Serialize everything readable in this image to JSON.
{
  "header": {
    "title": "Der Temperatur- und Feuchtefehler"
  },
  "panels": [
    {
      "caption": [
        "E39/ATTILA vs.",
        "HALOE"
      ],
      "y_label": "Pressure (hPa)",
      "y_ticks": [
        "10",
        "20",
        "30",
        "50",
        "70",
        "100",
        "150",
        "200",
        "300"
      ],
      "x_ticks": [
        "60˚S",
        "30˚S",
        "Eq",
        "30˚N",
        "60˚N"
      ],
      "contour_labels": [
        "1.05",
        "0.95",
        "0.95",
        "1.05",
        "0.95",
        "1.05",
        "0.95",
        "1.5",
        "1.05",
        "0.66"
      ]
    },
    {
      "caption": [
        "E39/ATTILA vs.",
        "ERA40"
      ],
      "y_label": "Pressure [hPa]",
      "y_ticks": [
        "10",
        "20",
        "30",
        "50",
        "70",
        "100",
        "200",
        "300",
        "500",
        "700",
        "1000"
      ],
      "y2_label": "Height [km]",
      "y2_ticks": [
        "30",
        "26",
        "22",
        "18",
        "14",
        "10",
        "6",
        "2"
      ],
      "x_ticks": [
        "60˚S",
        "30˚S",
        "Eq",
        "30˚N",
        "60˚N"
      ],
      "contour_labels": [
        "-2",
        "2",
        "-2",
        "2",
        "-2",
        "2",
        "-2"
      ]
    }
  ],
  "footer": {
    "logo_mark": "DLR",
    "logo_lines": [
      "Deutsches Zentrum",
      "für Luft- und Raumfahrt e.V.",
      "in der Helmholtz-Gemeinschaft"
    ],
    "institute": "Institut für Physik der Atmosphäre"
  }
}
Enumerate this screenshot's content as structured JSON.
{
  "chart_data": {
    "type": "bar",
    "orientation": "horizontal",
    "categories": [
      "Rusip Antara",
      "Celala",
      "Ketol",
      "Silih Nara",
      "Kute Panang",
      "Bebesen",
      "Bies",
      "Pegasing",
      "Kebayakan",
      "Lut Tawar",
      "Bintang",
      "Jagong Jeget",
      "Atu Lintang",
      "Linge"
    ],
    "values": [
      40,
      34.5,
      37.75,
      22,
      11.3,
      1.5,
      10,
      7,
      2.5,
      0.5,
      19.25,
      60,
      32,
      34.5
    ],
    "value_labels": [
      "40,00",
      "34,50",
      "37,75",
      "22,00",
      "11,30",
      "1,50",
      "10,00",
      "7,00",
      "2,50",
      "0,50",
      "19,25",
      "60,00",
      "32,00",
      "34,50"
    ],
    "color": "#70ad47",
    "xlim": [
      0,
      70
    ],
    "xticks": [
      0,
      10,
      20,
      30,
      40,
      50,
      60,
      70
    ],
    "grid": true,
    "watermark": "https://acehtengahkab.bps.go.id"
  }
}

• • •

■ Task brief: From the data above, gather every line that includes the word "Pressure".

■ Solution:
      "y_label": "Pressure (hPa)",
      "y_label": "Pressure [hPa]",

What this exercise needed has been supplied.